* Provided data:

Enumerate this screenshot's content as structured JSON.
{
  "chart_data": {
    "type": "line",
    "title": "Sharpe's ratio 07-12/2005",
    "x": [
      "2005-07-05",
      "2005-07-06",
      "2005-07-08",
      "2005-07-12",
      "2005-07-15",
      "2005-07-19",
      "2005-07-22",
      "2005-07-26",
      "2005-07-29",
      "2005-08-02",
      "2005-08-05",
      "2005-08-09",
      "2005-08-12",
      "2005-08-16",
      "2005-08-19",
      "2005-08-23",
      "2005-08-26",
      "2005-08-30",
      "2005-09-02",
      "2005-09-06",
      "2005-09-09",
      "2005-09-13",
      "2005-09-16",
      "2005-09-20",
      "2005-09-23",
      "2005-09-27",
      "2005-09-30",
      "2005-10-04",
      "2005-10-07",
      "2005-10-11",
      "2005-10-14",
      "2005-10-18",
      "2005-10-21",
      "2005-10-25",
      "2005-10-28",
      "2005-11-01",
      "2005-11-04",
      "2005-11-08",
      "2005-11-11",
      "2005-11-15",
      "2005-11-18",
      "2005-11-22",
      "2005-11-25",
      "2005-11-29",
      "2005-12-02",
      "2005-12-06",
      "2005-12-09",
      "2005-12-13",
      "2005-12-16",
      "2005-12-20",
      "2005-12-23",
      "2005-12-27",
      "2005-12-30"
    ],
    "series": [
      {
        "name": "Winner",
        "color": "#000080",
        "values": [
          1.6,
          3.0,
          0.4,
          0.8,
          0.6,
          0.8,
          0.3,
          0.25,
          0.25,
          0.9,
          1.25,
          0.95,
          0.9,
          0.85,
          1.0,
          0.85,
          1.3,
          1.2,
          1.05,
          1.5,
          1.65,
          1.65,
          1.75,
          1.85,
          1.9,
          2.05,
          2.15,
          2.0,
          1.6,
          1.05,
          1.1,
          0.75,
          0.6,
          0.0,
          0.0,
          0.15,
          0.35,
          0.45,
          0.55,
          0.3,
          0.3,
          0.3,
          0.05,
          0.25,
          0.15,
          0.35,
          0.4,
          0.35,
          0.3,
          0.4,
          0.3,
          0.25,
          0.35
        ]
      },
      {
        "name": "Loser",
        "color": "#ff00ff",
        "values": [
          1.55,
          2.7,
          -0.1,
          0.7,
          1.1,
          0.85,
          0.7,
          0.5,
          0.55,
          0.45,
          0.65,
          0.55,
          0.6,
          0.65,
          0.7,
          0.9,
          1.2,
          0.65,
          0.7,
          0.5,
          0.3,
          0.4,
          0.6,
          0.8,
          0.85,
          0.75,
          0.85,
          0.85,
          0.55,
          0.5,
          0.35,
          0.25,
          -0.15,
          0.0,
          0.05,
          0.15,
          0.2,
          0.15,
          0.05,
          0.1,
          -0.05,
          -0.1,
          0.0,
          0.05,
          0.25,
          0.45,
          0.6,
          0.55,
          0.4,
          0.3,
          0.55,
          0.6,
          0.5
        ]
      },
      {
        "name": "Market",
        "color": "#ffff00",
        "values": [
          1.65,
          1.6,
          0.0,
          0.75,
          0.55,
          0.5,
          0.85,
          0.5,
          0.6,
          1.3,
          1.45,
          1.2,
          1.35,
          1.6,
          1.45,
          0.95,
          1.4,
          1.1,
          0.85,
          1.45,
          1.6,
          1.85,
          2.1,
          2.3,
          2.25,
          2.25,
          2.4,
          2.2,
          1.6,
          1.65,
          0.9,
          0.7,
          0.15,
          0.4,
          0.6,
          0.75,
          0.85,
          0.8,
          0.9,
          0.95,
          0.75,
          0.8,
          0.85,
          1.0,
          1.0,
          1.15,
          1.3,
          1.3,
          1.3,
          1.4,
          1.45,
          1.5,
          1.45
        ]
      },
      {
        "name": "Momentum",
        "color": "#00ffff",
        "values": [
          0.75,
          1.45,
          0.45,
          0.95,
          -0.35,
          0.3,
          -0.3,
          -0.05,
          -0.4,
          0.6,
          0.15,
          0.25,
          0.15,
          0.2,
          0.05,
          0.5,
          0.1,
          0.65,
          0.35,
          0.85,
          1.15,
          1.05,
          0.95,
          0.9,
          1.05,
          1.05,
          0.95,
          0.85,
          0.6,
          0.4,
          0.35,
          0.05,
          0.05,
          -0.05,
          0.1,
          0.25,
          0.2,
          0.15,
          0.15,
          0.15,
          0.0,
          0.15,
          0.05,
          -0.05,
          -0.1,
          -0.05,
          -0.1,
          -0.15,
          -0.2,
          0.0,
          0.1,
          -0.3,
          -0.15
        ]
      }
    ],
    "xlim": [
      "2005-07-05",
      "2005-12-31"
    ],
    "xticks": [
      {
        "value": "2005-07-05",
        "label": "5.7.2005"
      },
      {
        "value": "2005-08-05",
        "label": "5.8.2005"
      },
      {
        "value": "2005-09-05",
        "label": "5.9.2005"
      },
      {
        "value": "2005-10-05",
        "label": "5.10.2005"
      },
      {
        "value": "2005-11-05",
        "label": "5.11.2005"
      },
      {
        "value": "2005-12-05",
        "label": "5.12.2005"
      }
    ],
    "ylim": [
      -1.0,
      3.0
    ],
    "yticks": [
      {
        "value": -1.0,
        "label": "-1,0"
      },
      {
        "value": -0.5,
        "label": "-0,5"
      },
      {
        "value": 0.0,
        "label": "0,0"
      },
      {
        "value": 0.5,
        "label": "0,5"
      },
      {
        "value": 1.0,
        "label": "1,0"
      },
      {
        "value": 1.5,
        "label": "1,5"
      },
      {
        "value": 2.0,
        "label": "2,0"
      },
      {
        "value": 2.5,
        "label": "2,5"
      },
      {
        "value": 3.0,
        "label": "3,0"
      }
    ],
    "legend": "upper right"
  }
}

* Problem description:
Copy all lines from the material that contain "color".

* Answer for this exercise:
        "color": "#000080",
        "color": "#ff00ff",
        "color": "#ffff00",
        "color": "#00ffff",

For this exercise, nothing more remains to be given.